━━ RECORDS PROVIDED ━━

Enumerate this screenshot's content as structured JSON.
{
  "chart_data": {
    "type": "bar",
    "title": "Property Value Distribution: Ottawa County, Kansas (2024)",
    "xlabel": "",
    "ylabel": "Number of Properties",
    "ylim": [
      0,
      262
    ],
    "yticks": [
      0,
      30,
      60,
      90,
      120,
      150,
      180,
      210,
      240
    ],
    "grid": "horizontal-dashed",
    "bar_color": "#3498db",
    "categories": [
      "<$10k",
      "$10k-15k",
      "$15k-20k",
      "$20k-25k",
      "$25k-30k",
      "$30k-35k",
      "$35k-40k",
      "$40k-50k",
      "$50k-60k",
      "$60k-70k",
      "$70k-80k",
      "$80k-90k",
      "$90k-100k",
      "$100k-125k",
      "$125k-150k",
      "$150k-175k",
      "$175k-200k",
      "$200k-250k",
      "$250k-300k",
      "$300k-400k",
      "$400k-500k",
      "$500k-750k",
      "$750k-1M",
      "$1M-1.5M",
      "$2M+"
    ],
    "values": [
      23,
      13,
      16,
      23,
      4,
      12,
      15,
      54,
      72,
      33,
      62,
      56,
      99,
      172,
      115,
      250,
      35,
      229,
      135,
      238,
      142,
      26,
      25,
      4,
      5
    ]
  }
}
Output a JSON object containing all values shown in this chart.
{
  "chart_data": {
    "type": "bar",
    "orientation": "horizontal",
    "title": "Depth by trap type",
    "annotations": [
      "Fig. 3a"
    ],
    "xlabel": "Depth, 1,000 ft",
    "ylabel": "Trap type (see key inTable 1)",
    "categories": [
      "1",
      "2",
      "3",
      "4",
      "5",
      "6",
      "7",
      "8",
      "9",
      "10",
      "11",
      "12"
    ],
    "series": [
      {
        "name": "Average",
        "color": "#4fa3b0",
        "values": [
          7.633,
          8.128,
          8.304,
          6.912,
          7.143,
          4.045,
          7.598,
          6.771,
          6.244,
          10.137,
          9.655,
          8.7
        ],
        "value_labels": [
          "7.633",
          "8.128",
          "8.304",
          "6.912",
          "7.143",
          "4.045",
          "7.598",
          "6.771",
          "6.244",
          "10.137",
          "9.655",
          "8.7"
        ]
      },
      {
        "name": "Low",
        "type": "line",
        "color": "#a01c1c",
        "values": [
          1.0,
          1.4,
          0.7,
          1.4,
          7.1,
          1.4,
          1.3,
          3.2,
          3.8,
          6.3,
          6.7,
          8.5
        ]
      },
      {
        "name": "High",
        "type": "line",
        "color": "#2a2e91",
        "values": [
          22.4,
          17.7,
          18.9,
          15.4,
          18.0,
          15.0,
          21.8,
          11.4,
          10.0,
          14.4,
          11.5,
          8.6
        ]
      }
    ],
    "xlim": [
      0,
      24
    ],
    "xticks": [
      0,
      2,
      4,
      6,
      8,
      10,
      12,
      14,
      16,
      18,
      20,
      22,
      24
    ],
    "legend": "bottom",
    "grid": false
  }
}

━━━

PROBLEM
What is the number of lines that hold the string "JSON"? Reply with that number alone.

SOLUTION FOR THIS PROBLEM
2